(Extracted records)
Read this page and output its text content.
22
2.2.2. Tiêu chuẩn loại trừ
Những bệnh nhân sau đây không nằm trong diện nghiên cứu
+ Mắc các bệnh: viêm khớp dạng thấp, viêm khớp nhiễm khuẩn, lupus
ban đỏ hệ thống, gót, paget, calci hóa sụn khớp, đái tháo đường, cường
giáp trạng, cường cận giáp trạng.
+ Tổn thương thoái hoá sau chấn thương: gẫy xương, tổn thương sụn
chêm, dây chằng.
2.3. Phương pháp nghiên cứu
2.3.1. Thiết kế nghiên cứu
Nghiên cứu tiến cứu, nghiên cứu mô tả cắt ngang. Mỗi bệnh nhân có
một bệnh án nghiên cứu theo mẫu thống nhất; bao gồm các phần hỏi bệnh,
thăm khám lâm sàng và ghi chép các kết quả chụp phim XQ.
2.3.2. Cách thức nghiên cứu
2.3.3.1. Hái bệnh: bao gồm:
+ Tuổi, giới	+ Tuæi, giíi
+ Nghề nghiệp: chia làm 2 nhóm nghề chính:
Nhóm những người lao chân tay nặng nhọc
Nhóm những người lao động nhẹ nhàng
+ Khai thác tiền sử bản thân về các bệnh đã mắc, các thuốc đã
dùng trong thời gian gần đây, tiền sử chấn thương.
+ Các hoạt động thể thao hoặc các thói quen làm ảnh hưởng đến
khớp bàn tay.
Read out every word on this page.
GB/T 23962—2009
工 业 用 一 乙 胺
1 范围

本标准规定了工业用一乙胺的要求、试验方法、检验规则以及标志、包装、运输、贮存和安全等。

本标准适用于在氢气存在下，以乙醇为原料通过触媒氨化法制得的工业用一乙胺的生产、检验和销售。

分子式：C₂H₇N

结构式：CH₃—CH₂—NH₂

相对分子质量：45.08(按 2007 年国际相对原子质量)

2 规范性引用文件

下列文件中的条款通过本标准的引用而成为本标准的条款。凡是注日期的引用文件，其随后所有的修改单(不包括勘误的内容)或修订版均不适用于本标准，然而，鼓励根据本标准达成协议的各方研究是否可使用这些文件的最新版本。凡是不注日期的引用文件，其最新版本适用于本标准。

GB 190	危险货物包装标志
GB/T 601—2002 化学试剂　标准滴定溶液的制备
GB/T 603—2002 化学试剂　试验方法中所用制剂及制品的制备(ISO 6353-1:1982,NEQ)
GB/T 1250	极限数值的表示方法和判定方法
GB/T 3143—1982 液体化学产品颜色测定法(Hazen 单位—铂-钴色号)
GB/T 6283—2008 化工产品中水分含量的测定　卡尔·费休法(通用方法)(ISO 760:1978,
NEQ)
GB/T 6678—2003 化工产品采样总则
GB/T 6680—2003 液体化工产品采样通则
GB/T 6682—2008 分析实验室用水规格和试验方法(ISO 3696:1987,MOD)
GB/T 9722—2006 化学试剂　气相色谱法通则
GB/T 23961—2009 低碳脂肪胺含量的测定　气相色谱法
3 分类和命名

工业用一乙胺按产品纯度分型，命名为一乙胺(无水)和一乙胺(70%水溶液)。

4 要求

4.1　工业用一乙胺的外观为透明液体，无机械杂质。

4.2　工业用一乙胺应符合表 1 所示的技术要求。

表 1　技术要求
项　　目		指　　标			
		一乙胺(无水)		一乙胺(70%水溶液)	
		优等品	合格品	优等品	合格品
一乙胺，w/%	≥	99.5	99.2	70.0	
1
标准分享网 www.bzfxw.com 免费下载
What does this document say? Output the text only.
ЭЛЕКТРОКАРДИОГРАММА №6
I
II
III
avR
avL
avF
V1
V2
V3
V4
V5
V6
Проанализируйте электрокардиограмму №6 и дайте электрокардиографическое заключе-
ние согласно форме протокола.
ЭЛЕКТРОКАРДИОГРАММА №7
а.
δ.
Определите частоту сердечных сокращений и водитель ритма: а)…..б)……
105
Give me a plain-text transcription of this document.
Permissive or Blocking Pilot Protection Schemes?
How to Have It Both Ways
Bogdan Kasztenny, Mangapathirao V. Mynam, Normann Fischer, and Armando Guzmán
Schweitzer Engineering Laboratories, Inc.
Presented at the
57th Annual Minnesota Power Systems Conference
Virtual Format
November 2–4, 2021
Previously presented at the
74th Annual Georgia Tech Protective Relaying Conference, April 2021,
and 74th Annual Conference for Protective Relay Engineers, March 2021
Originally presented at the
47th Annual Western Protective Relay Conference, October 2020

TASK DESCRIPTION. Report how many lines of the records above contain the word "người", and give only that number.

SOLUTION FOR THIS TASK. 2